Stored entries
--------------------------------
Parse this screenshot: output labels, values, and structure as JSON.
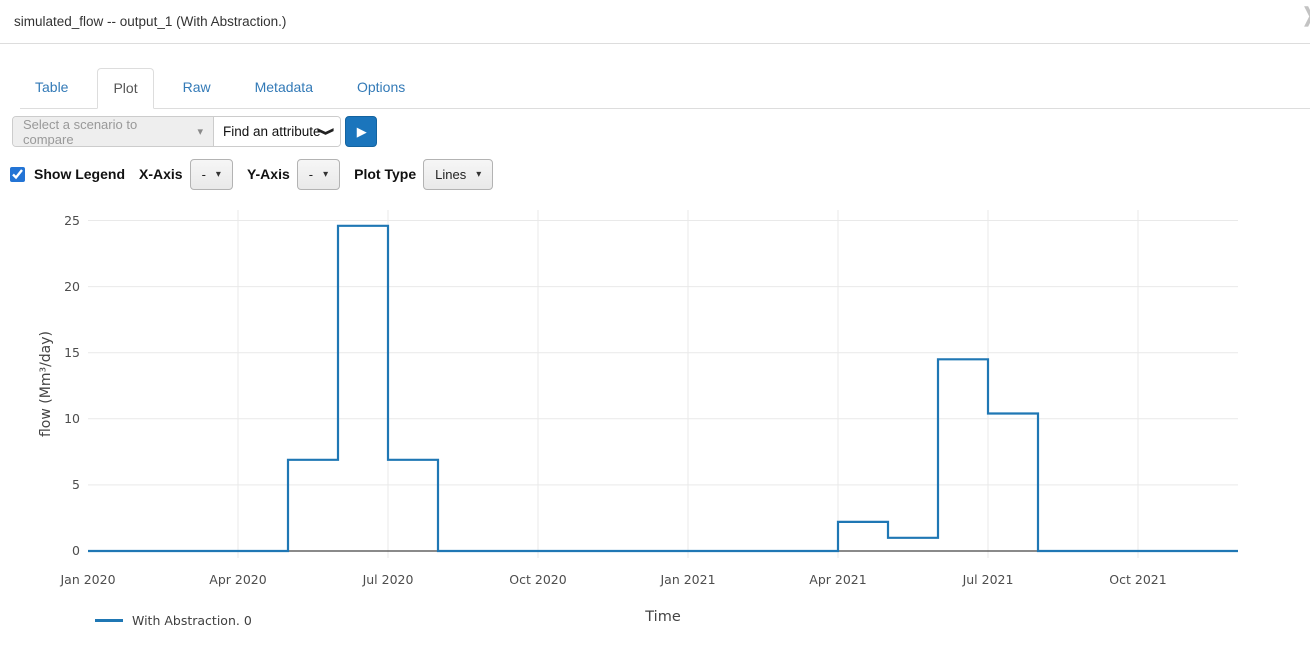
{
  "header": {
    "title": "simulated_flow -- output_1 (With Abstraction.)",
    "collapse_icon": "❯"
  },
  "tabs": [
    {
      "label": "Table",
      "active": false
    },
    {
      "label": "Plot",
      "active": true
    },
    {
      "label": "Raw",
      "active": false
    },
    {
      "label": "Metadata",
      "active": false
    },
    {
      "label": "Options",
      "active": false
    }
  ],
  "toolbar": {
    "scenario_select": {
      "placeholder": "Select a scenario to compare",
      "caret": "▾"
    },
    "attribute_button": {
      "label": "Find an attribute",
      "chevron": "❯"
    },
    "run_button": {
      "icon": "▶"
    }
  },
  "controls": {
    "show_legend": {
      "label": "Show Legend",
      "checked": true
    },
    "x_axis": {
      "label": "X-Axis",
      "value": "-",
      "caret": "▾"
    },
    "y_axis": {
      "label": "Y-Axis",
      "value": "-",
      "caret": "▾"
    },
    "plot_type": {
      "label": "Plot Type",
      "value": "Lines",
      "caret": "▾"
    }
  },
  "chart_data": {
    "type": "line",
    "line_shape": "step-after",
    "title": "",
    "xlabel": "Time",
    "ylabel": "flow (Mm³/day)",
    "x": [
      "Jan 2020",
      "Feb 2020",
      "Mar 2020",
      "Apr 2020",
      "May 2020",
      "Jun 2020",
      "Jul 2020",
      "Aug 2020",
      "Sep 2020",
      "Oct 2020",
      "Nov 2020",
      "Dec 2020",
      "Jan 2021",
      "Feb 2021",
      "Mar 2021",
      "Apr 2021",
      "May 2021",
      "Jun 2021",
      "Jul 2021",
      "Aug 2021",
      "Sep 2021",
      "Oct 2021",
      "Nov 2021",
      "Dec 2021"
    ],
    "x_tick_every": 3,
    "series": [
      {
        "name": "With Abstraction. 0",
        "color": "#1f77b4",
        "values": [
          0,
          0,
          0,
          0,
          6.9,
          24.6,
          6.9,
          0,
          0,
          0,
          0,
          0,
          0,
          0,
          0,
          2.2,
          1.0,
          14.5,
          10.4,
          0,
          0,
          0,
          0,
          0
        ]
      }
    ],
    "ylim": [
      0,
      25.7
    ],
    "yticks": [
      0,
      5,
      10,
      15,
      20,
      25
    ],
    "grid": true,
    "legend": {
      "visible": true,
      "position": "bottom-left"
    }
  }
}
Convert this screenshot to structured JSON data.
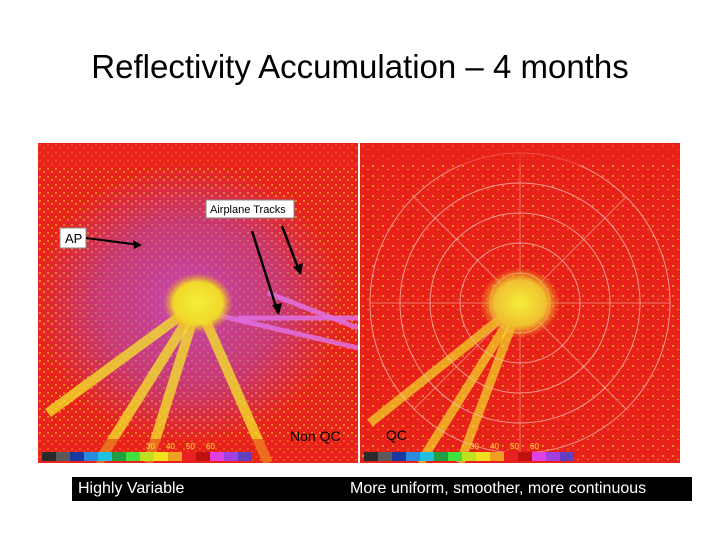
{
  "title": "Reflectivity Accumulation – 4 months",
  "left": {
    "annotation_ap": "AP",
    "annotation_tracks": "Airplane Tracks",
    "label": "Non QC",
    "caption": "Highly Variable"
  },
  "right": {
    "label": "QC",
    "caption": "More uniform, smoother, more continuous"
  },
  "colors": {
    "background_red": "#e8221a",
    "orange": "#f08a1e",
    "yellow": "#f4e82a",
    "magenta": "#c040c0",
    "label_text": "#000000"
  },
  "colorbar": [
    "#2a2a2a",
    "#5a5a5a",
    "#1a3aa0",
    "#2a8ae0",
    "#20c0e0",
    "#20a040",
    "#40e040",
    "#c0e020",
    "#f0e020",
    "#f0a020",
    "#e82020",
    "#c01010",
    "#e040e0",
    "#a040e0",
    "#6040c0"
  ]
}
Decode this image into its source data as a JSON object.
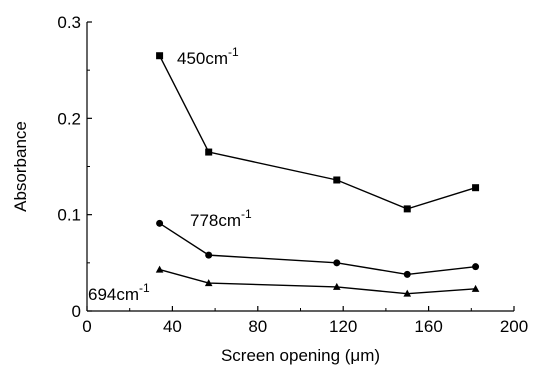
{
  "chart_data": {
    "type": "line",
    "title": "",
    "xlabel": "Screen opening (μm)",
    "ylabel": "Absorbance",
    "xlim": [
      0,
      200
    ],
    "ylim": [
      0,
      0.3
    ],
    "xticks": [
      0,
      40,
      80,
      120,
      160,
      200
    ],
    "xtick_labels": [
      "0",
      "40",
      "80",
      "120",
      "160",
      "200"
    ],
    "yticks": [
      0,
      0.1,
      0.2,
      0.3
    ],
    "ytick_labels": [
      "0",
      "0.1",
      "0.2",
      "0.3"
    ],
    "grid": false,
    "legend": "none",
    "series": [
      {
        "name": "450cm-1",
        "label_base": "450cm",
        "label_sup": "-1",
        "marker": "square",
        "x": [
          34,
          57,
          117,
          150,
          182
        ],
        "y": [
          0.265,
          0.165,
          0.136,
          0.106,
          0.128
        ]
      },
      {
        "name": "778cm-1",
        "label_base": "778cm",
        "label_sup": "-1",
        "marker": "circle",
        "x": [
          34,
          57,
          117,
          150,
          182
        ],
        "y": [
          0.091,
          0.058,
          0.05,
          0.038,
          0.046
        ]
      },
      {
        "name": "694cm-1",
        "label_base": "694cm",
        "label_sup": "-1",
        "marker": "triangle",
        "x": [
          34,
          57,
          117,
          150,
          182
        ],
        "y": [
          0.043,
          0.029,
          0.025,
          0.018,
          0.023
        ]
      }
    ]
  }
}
--------------------------------
(TASK STATEMENT): Reproduce every entry exactly, but omit each picture.

(FINAL RESULT):
Parse this screenshot: output labels, values, and structure as JSON.
{
  "header": {
    "title": "simulated_flow -- output_1 (With Abstraction.)",
    "collapse_icon": "❯"
  },
  "tabs": [
    {
      "label": "Table",
      "active": false
    },
    {
      "label": "Plot",
      "active": true
    },
    {
      "label": "Raw",
      "active": false
    },
    {
      "label": "Metadata",
      "active": false
    },
    {
      "label": "Options",
      "active": false
    }
  ],
  "toolbar": {
    "scenario_select": {
      "placeholder": "Select a scenario to compare",
      "caret": "▾"
    },
    "attribute_button": {
      "label": "Find an attribute",
      "chevron": "❯"
    },
    "run_button": {
      "icon": "▶"
    }
  },
  "controls": {
    "show_legend": {
      "label": "Show Legend",
      "checked": true
    },
    "x_axis": {
      "label": "X-Axis",
      "value": "-",
      "caret": "▾"
    },
    "y_axis": {
      "label": "Y-Axis",
      "value": "-",
      "caret": "▾"
    },
    "plot_type": {
      "label": "Plot Type",
      "value": "Lines",
      "caret": "▾"
    }
  },
  "chart_data": {
    "type": "line",
    "line_shape": "step-after",
    "title": "",
    "xlabel": "Time",
    "ylabel": "flow (Mm³/day)",
    "x": [
      "Jan 2020",
      "Feb 2020",
      "Mar 2020",
      "Apr 2020",
      "May 2020",
      "Jun 2020",
      "Jul 2020",
      "Aug 2020",
      "Sep 2020",
      "Oct 2020",
      "Nov 2020",
      "Dec 2020",
      "Jan 2021",
      "Feb 2021",
      "Mar 2021",
      "Apr 2021",
      "May 2021",
      "Jun 2021",
      "Jul 2021",
      "Aug 2021",
      "Sep 2021",
      "Oct 2021",
      "Nov 2021",
      "Dec 2021"
    ],
    "x_tick_every": 3,
    "series": [
      {
        "name": "With Abstraction. 0",
        "color": "#1f77b4",
        "values": [
          0,
          0,
          0,
          0,
          6.9,
          24.6,
          6.9,
          0,
          0,
          0,
          0,
          0,
          0,
          0,
          0,
          2.2,
          1.0,
          14.5,
          10.4,
          0,
          0,
          0,
          0,
          0
        ]
      }
    ],
    "ylim": [
      0,
      25.7
    ],
    "yticks": [
      0,
      5,
      10,
      15,
      20,
      25
    ],
    "grid": true,
    "legend": {
      "visible": true,
      "position": "bottom-left"
    }
  }
}
Convert this screenshot to structured JSON data.
{
  "title": "Reflectivity Accumulation – 4 months",
  "left": {
    "annotation_ap": "AP",
    "annotation_tracks": "Airplane Tracks",
    "label": "Non QC",
    "caption": "Highly Variable"
  },
  "right": {
    "label": "QC",
    "caption": "More uniform, smoother, more continuous"
  },
  "colors": {
    "background_red": "#e8221a",
    "orange": "#f08a1e",
    "yellow": "#f4e82a",
    "magenta": "#c040c0",
    "label_text": "#000000"
  },
  "colorbar": [
    "#2a2a2a",
    "#5a5a5a",
    "#1a3aa0",
    "#2a8ae0",
    "#20c0e0",
    "#20a040",
    "#40e040",
    "#c0e020",
    "#f0e020",
    "#f0a020",
    "#e82020",
    "#c01010",
    "#e040e0",
    "#a040e0",
    "#6040c0"
  ]
}
Decode this image into its source data as a JSON object.
{
  "chart_data": {
    "type": "line",
    "title": "",
    "xlabel": "Screen opening (μm)",
    "ylabel": "Absorbance",
    "xlim": [
      0,
      200
    ],
    "ylim": [
      0,
      0.3
    ],
    "xticks": [
      0,
      40,
      80,
      120,
      160,
      200
    ],
    "xtick_labels": [
      "0",
      "40",
      "80",
      "120",
      "160",
      "200"
    ],
    "yticks": [
      0,
      0.1,
      0.2,
      0.3
    ],
    "ytick_labels": [
      "0",
      "0.1",
      "0.2",
      "0.3"
    ],
    "grid": false,
    "legend": "none",
    "series": [
      {
        "name": "450cm-1",
        "label_base": "450cm",
        "label_sup": "-1",
        "marker": "square",
        "x": [
          34,
          57,
          117,
          150,
          182
        ],
        "y": [
          0.265,
          0.165,
          0.136,
          0.106,
          0.128
        ]
      },
      {
        "name": "778cm-1",
        "label_base": "778cm",
        "label_sup": "-1",
        "marker": "circle",
        "x": [
          34,
          57,
          117,
          150,
          182
        ],
        "y": [
          0.091,
          0.058,
          0.05,
          0.038,
          0.046
        ]
      },
      {
        "name": "694cm-1",
        "label_base": "694cm",
        "label_sup": "-1",
        "marker": "triangle",
        "x": [
          34,
          57,
          117,
          150,
          182
        ],
        "y": [
          0.043,
          0.029,
          0.025,
          0.018,
          0.023
        ]
      }
    ]
  }
}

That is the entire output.